■ **What you are asked to do**:
Exclude any images and output the remaining records exactly.
-- BEGIN Given data --
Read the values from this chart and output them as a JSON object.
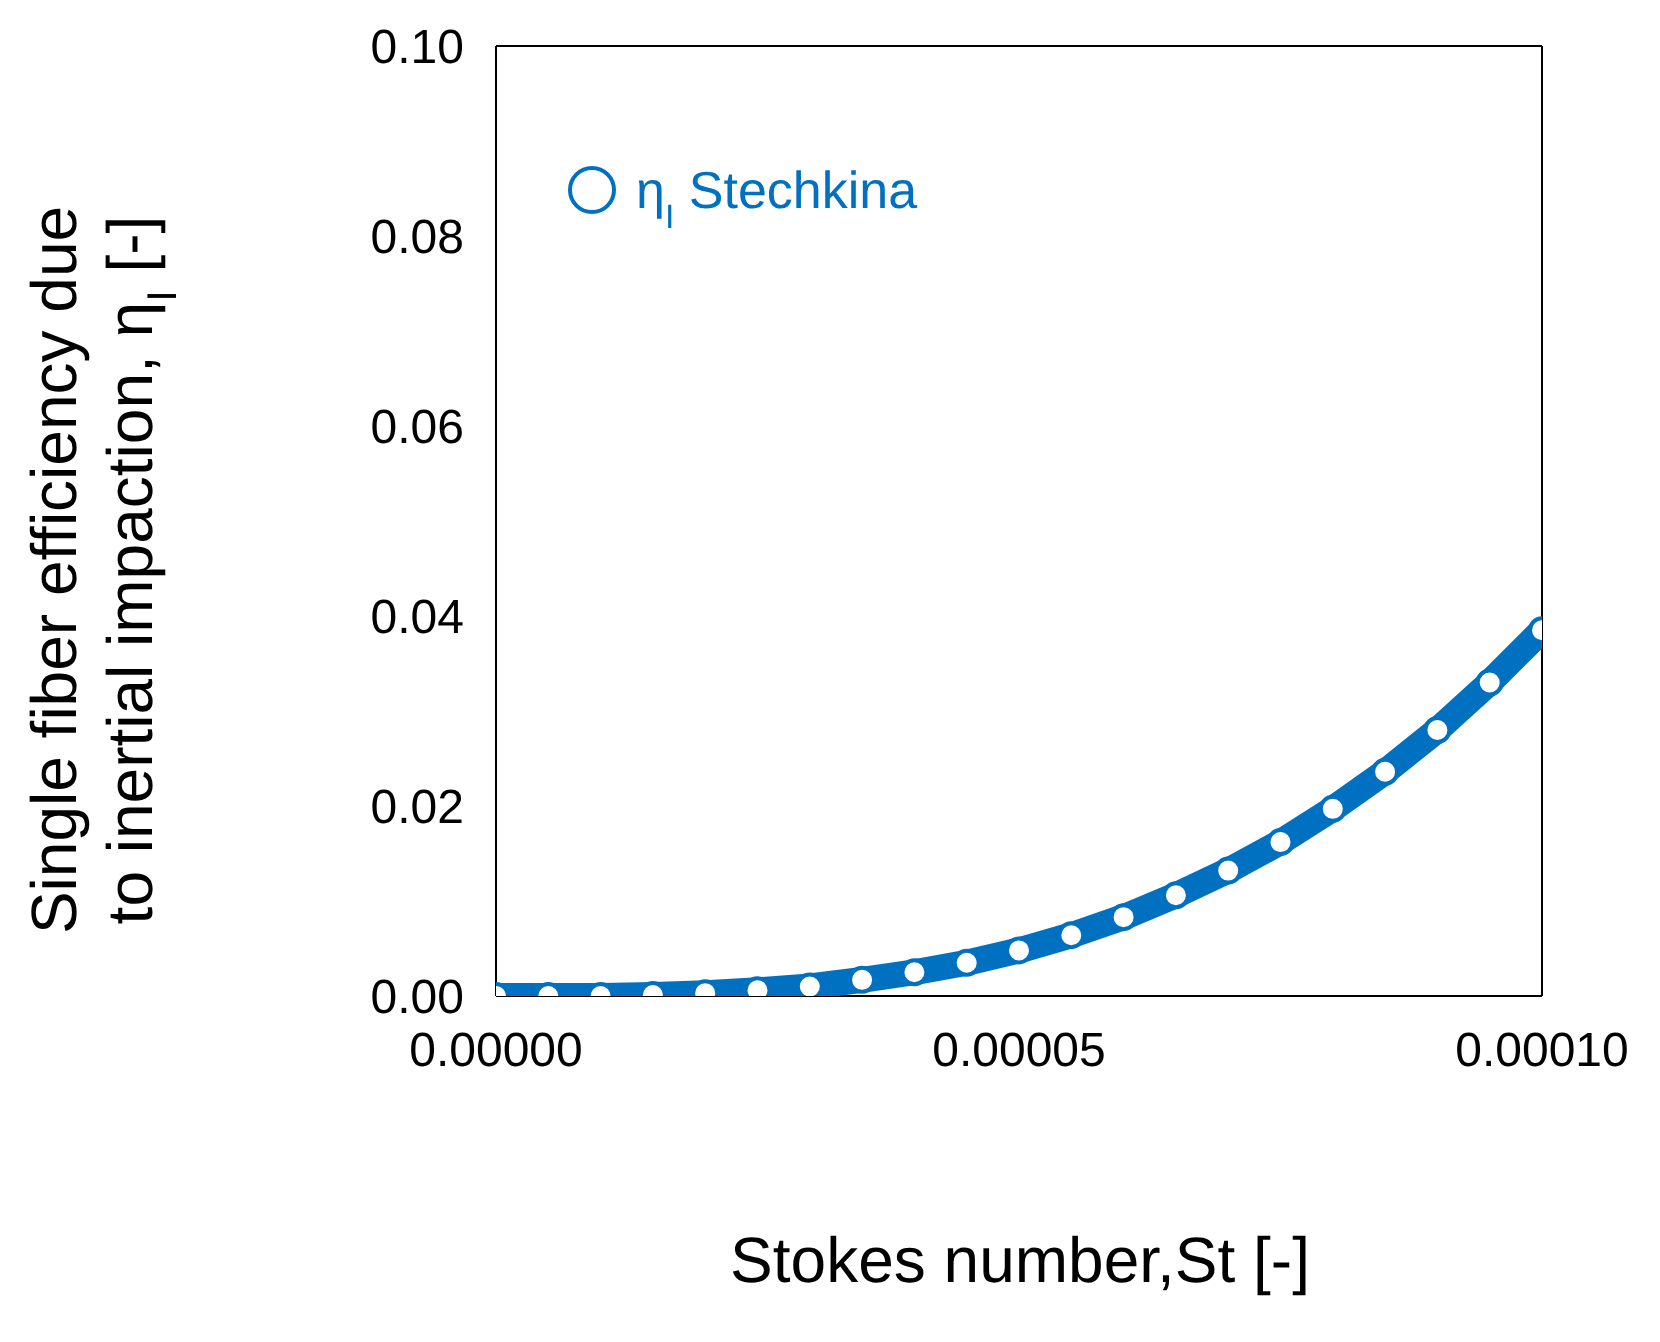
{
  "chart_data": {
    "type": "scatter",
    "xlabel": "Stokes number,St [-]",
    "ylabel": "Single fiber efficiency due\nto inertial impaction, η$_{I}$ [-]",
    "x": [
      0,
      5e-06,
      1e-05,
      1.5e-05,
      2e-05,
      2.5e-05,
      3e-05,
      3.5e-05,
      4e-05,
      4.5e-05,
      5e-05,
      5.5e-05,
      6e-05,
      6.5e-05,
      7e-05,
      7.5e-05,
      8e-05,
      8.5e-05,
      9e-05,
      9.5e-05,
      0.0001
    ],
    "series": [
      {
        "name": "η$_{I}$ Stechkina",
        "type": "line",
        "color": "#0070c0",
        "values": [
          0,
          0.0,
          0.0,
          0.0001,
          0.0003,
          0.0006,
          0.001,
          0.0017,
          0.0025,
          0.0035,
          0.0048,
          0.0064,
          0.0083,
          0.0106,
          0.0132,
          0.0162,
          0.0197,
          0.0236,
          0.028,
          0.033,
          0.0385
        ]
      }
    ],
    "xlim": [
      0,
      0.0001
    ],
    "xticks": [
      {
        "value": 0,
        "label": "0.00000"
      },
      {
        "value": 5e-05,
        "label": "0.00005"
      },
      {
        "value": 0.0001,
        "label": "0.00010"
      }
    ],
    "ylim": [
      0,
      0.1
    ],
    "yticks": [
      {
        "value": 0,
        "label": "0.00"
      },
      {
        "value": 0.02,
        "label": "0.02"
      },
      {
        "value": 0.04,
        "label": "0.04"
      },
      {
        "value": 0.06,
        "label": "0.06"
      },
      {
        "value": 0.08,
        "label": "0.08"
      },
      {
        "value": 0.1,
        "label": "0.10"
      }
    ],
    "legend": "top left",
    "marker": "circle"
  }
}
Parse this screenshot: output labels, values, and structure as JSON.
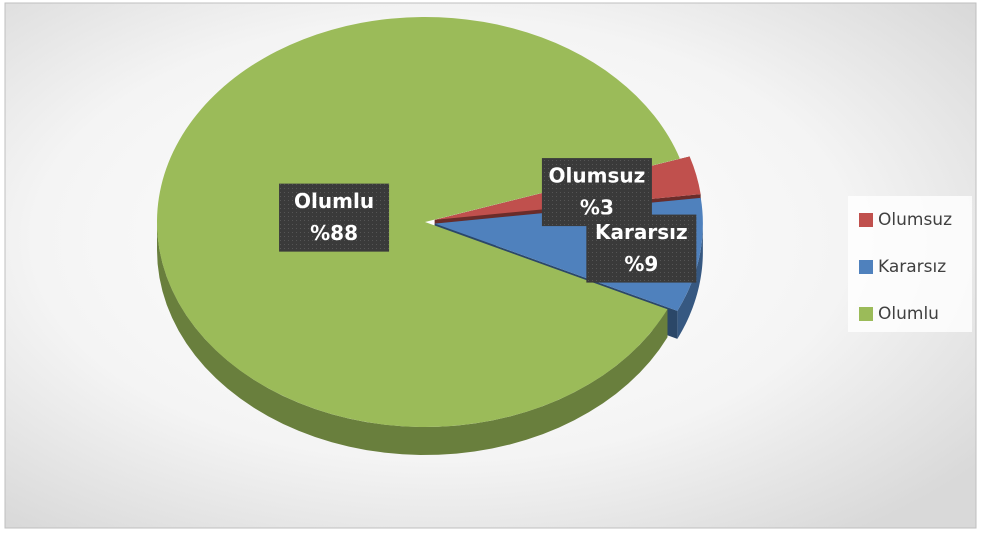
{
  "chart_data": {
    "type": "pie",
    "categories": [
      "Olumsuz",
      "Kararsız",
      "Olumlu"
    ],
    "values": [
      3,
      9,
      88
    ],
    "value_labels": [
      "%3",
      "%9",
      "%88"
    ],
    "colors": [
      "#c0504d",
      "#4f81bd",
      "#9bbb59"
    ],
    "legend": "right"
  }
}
-- END Given data --
■ **Task result**:
Read the values from this chart and output them as a JSON object.
{
  "chart_data": {
    "type": "scatter",
    "xlabel": "Stokes number,St [-]",
    "ylabel": "Single fiber efficiency due\nto inertial impaction, η$_{I}$ [-]",
    "x": [
      0,
      5e-06,
      1e-05,
      1.5e-05,
      2e-05,
      2.5e-05,
      3e-05,
      3.5e-05,
      4e-05,
      4.5e-05,
      5e-05,
      5.5e-05,
      6e-05,
      6.5e-05,
      7e-05,
      7.5e-05,
      8e-05,
      8.5e-05,
      9e-05,
      9.5e-05,
      0.0001
    ],
    "series": [
      {
        "name": "η$_{I}$ Stechkina",
        "type": "line",
        "color": "#0070c0",
        "values": [
          0,
          0.0,
          0.0,
          0.0001,
          0.0003,
          0.0006,
          0.001,
          0.0017,
          0.0025,
          0.0035,
          0.0048,
          0.0064,
          0.0083,
          0.0106,
          0.0132,
          0.0162,
          0.0197,
          0.0236,
          0.028,
          0.033,
          0.0385
        ]
      }
    ],
    "xlim": [
      0,
      0.0001
    ],
    "xticks": [
      {
        "value": 0,
        "label": "0.00000"
      },
      {
        "value": 5e-05,
        "label": "0.00005"
      },
      {
        "value": 0.0001,
        "label": "0.00010"
      }
    ],
    "ylim": [
      0,
      0.1
    ],
    "yticks": [
      {
        "value": 0,
        "label": "0.00"
      },
      {
        "value": 0.02,
        "label": "0.02"
      },
      {
        "value": 0.04,
        "label": "0.04"
      },
      {
        "value": 0.06,
        "label": "0.06"
      },
      {
        "value": 0.08,
        "label": "0.08"
      },
      {
        "value": 0.1,
        "label": "0.10"
      }
    ],
    "legend": "top left",
    "marker": "circle"
  }
}
Parse this screenshot: output labels, values, and structure as JSON.
{
  "chart_data": {
    "type": "pie",
    "categories": [
      "Olumsuz",
      "Kararsız",
      "Olumlu"
    ],
    "values": [
      3,
      9,
      88
    ],
    "value_labels": [
      "%3",
      "%9",
      "%88"
    ],
    "colors": [
      "#c0504d",
      "#4f81bd",
      "#9bbb59"
    ],
    "legend": "right"
  }
}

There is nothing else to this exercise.